— Problem to solve —
In the listing below, find every line with the string "Venezuela" and pull it out.

— Record list —
— begin —

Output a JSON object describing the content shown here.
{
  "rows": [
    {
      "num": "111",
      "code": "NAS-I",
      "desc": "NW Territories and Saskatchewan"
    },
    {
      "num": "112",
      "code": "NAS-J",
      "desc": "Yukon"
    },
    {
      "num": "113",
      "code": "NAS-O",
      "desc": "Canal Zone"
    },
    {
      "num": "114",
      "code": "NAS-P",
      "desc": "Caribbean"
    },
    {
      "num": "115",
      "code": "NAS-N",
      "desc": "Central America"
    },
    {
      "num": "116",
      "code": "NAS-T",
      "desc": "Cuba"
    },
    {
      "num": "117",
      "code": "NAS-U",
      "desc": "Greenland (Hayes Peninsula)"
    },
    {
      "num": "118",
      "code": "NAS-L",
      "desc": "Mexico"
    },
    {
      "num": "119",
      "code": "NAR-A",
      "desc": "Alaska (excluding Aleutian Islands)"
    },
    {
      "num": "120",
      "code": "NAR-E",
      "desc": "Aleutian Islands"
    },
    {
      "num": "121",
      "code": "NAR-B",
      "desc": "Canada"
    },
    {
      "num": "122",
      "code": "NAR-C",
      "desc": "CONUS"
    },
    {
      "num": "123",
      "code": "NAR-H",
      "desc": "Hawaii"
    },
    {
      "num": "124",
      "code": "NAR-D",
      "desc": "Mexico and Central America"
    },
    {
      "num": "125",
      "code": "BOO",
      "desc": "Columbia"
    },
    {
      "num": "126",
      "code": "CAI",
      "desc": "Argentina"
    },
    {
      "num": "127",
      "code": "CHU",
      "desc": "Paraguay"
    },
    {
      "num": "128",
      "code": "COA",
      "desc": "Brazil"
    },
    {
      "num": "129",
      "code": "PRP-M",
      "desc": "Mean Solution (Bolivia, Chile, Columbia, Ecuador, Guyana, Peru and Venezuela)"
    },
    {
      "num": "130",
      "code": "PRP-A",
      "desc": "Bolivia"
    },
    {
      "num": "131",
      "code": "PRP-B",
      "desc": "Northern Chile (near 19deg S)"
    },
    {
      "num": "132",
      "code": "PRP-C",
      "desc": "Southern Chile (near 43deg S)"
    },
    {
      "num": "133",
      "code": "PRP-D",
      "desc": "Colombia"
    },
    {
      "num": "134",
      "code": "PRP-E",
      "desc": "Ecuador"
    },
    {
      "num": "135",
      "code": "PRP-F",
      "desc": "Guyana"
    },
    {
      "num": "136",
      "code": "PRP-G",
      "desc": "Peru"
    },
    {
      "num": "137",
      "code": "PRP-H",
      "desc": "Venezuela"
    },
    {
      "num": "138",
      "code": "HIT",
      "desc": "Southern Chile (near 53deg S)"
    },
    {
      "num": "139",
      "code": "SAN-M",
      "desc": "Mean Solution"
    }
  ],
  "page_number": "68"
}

— end —
— begin —

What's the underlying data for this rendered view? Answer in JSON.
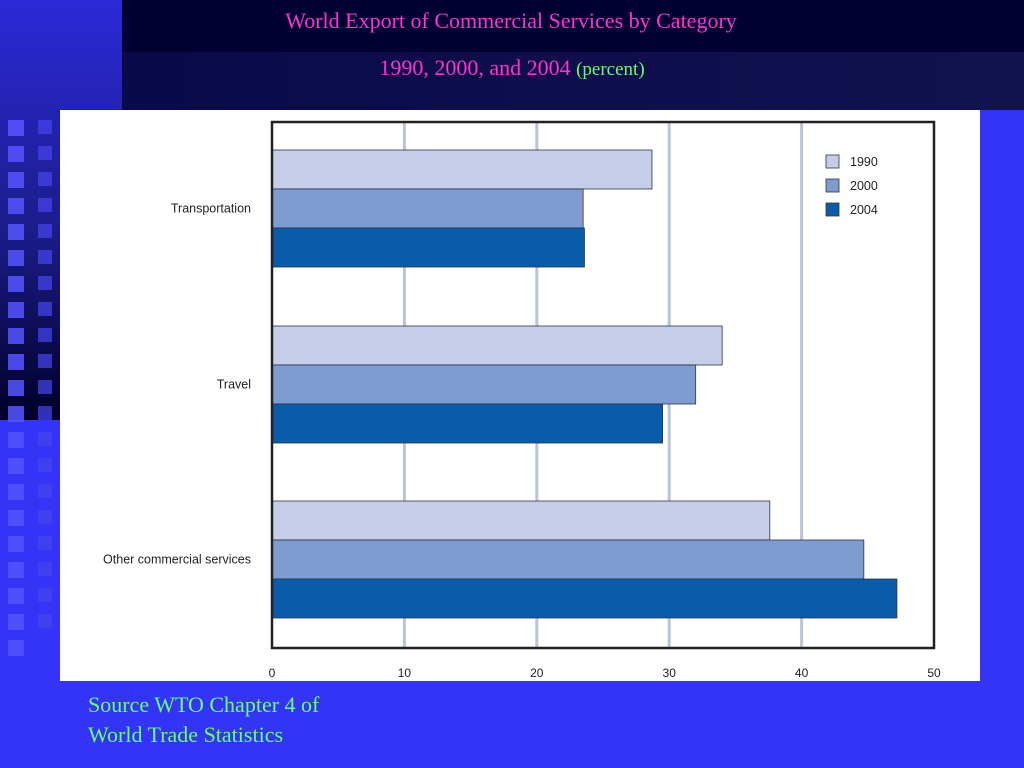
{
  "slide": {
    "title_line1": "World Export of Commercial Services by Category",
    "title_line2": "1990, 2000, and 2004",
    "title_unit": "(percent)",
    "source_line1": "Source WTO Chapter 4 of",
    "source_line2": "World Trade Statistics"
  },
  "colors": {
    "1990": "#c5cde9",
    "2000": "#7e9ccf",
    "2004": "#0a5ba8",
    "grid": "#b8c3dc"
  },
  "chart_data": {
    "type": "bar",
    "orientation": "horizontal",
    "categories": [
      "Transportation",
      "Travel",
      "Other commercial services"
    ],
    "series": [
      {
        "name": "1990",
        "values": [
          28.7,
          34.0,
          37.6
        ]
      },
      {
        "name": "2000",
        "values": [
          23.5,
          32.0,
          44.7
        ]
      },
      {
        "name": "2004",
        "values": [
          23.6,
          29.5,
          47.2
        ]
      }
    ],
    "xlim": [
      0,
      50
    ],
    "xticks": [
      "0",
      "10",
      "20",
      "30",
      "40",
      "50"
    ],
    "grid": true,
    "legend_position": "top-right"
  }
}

— end —
— begin —

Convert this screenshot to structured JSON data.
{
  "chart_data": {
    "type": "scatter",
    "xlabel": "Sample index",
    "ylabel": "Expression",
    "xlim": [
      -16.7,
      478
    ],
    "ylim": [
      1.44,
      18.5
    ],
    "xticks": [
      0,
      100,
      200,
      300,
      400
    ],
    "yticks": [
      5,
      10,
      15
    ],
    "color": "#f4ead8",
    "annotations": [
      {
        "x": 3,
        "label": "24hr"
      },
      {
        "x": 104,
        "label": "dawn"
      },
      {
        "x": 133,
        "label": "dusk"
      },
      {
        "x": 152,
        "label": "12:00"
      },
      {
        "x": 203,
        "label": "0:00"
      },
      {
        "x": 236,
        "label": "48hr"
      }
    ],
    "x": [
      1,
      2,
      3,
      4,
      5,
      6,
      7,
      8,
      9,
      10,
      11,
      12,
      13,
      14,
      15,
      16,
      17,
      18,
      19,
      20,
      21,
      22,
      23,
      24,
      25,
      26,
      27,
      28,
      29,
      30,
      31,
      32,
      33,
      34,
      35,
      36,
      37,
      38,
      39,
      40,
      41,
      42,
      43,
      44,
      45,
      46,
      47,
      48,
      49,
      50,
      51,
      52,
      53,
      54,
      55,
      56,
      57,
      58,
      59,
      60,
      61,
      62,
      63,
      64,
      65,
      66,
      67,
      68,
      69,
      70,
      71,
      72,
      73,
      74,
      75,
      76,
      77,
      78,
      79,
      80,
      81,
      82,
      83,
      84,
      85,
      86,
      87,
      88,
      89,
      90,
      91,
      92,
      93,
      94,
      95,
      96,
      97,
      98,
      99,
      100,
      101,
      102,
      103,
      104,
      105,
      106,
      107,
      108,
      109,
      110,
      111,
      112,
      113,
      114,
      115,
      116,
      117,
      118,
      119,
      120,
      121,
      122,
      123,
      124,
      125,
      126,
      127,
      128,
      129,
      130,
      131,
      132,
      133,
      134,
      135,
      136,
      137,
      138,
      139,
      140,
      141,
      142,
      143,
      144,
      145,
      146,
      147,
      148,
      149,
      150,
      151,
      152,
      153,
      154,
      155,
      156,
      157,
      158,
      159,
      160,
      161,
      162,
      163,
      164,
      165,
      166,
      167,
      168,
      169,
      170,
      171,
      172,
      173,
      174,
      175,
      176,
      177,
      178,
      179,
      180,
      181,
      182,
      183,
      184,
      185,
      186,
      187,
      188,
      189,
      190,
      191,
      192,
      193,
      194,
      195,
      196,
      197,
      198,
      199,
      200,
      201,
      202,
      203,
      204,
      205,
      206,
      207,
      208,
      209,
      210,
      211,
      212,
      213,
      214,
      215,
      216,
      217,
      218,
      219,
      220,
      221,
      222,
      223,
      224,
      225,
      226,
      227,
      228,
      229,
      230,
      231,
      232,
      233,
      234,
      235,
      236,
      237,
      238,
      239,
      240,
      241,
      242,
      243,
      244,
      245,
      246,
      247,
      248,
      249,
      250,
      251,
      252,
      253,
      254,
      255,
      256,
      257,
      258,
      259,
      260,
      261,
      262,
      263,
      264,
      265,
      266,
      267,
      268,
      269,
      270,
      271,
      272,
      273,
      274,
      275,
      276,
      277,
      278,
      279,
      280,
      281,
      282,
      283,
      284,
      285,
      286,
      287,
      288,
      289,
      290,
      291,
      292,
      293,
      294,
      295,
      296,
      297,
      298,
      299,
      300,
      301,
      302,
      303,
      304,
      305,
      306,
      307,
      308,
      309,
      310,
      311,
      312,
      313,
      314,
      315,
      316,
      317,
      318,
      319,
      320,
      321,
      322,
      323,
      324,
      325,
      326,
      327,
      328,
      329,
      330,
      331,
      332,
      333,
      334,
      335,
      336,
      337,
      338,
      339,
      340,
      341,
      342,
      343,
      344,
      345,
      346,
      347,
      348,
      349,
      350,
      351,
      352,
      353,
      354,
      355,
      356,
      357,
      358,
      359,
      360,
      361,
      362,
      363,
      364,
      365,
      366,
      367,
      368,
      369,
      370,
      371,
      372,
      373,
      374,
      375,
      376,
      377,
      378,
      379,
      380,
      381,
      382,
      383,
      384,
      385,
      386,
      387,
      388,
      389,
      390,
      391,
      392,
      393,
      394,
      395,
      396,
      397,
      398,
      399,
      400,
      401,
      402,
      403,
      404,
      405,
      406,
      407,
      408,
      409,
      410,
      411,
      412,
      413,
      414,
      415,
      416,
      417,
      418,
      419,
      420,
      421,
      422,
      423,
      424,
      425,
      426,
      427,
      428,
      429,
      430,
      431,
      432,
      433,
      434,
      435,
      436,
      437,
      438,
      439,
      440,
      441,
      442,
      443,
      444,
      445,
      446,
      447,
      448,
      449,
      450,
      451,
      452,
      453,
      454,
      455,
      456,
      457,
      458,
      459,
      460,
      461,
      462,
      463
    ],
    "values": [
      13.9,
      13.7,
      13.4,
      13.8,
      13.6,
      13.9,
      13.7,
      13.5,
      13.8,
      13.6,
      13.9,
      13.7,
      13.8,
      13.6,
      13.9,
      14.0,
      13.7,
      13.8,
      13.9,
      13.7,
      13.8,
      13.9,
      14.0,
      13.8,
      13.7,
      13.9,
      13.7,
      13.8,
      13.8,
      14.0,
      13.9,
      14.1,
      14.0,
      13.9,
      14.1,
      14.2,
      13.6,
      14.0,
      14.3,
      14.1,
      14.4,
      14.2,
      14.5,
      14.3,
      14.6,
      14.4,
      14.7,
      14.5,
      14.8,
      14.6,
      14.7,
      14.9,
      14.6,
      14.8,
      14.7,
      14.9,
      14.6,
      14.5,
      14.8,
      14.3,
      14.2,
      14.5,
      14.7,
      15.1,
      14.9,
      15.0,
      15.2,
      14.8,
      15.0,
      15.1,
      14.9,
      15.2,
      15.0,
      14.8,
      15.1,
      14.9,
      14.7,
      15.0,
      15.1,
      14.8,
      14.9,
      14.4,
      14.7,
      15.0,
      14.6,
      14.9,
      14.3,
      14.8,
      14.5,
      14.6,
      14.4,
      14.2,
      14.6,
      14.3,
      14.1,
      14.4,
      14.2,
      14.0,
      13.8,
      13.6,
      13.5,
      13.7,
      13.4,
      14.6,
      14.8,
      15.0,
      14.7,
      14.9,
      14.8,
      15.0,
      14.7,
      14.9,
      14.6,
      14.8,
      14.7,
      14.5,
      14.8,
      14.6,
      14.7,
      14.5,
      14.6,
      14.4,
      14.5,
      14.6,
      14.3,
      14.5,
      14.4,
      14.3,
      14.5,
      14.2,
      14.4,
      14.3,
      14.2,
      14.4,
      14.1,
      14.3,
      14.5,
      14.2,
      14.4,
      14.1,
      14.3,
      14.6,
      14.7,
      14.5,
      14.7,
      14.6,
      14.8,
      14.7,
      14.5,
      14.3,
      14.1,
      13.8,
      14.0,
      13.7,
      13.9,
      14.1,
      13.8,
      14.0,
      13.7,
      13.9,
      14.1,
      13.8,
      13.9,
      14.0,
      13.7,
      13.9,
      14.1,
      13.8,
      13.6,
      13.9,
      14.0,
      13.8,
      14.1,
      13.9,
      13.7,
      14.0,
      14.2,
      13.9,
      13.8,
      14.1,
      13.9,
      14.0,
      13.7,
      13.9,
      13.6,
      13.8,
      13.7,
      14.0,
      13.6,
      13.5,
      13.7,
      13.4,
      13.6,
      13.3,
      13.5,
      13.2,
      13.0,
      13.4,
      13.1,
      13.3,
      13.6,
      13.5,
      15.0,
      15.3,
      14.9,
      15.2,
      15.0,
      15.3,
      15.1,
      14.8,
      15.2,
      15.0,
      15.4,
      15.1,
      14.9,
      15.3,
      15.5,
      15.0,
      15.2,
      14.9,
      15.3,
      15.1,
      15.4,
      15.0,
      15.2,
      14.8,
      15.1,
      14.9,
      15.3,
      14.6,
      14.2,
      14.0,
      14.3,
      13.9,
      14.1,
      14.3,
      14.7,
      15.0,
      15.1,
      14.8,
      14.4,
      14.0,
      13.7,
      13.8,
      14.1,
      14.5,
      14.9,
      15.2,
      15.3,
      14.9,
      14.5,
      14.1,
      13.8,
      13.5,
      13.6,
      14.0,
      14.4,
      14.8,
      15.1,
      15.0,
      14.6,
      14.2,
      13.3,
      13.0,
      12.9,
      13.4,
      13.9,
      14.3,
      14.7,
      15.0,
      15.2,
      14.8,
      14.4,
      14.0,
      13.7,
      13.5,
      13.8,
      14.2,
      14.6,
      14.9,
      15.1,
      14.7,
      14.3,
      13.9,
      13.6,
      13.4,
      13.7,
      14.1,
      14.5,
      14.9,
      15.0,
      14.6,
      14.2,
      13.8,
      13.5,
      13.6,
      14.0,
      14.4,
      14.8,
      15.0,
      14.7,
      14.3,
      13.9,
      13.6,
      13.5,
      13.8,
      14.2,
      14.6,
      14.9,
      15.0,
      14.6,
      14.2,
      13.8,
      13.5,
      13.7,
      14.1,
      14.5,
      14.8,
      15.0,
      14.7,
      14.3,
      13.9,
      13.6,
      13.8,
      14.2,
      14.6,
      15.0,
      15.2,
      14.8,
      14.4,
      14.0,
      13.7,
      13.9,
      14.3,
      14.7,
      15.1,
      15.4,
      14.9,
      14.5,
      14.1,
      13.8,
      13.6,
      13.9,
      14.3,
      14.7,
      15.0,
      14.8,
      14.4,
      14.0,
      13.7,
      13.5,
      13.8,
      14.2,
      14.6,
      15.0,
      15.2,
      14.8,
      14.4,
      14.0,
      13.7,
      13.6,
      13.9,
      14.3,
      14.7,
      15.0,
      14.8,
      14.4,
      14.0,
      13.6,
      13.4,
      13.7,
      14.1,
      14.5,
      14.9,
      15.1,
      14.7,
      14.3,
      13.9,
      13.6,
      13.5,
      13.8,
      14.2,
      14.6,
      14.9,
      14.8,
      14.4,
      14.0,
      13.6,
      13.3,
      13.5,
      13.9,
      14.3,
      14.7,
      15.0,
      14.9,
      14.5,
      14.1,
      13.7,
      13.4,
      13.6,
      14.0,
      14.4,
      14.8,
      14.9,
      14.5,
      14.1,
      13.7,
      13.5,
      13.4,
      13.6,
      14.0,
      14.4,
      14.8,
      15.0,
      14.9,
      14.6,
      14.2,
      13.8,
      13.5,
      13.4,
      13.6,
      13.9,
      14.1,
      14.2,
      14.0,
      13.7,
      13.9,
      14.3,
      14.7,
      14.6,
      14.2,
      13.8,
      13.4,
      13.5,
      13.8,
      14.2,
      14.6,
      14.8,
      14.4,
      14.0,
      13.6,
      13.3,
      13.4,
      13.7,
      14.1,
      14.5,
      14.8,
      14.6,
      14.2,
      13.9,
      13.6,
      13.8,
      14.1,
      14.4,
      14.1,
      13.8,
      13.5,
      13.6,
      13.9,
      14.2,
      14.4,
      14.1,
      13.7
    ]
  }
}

— end —

— Result for this task —
      "desc": "Mean Solution (Bolivia, Chile, Columbia, Ecuador, Guyana, Peru and Venezuela)"
      "desc": "Venezuela"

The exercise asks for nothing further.